### Raw records
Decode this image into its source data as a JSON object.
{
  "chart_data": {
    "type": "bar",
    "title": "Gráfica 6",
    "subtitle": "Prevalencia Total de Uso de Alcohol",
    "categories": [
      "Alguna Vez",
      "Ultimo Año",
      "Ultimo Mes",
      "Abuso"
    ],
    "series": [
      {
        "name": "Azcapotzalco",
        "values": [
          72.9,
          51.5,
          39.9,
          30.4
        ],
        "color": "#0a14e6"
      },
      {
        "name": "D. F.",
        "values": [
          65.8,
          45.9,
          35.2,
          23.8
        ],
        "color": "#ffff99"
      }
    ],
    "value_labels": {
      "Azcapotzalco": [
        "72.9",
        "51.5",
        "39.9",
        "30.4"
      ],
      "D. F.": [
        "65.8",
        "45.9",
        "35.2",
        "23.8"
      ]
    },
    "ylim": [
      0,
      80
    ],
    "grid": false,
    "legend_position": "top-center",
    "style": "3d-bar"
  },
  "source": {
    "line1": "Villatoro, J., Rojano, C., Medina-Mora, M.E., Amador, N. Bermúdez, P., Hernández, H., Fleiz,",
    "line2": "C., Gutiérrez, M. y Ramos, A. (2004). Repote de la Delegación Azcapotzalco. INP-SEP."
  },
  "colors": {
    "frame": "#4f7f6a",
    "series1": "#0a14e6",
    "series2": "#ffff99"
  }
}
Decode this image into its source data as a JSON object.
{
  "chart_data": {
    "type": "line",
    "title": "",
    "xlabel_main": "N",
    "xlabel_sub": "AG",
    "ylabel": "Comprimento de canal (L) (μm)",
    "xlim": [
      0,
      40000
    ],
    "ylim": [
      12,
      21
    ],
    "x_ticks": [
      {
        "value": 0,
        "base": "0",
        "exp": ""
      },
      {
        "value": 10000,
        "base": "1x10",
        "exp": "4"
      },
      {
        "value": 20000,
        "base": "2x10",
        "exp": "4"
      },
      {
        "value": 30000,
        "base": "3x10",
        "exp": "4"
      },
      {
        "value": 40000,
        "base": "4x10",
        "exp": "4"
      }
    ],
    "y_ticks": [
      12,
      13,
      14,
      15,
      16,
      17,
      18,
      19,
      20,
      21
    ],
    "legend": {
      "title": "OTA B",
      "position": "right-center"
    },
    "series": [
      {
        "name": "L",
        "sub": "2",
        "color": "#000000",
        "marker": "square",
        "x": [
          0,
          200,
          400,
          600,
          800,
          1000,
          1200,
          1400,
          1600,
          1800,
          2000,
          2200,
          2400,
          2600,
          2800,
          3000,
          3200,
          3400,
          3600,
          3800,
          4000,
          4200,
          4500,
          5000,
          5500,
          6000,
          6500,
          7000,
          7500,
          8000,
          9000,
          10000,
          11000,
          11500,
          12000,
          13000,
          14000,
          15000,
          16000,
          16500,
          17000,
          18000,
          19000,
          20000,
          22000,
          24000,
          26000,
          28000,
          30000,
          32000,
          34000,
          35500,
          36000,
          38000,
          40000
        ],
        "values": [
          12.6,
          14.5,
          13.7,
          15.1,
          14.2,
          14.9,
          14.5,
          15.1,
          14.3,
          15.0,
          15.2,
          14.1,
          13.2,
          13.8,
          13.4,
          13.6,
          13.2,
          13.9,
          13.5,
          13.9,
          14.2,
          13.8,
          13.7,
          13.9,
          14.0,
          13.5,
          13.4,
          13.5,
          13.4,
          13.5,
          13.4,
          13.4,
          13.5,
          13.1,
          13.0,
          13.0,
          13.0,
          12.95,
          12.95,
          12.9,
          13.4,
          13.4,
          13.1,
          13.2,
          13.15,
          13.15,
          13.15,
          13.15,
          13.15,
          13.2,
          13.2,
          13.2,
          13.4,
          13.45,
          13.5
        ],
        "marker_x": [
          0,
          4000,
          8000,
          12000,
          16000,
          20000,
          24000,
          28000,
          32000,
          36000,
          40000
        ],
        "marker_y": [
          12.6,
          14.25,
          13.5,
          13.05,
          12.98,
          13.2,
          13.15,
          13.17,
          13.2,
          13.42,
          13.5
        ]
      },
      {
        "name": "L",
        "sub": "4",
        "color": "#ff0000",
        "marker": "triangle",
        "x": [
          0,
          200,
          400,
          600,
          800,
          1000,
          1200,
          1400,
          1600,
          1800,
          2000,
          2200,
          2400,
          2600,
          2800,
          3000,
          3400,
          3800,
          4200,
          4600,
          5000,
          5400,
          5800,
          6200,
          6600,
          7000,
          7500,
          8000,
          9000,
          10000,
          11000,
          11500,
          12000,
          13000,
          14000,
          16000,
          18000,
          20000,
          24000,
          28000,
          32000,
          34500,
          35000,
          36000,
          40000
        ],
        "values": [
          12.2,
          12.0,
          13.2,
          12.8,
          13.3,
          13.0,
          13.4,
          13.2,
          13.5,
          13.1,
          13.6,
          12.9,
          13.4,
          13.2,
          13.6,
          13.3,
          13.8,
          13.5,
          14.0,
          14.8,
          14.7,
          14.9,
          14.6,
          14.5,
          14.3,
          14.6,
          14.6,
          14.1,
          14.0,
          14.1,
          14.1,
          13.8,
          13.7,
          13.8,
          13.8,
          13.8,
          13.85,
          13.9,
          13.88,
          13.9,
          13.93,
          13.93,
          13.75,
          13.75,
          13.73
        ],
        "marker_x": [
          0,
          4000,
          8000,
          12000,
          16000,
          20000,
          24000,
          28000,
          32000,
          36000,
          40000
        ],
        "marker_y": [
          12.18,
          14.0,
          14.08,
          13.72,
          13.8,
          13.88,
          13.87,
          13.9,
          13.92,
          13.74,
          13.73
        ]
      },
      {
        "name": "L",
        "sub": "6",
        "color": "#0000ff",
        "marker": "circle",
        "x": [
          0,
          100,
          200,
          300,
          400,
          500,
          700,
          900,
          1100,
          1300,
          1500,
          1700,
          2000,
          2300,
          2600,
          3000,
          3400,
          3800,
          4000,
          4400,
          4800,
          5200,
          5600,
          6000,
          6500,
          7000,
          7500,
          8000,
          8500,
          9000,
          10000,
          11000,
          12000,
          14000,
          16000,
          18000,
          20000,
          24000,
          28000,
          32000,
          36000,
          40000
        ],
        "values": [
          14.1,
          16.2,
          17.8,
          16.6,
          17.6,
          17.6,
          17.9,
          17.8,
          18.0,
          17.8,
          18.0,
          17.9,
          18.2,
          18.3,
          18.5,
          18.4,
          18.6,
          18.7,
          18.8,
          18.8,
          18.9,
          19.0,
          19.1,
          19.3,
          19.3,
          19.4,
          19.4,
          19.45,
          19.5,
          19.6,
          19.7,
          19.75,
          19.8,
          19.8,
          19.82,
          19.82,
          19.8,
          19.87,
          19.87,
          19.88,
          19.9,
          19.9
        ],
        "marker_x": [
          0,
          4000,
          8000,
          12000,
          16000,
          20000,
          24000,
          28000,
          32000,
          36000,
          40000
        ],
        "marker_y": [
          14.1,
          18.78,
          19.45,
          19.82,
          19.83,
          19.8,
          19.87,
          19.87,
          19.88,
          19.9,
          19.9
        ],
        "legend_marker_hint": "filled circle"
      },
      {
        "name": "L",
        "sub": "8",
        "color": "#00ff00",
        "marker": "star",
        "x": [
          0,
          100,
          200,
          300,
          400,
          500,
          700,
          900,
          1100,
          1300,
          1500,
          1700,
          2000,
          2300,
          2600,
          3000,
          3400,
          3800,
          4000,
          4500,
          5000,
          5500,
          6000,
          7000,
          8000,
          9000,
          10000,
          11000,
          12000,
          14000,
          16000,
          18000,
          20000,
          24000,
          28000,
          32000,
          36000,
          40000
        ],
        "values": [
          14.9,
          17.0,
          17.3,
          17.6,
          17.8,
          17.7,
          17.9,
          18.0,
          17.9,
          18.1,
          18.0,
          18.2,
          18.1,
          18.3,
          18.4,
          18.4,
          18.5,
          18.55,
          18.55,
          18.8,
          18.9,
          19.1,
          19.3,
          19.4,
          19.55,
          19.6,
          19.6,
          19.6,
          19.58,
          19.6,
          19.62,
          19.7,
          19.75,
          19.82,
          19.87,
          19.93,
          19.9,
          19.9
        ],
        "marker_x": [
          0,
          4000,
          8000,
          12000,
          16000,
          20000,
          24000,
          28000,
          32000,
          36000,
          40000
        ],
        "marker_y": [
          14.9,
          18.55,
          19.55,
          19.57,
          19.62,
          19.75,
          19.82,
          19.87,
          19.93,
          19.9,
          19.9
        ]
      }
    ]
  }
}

### Task statement
Copy out every line from the material above in which the word "Azcapotzalco" appears.

### Task output
        "name": "Azcapotzalco",
      "Azcapotzalco": [
    "line2": "C., Gutiérrez, M. y Ramos, A. (2004). Repote de la Delegación Azcapotzalco. INP-SEP."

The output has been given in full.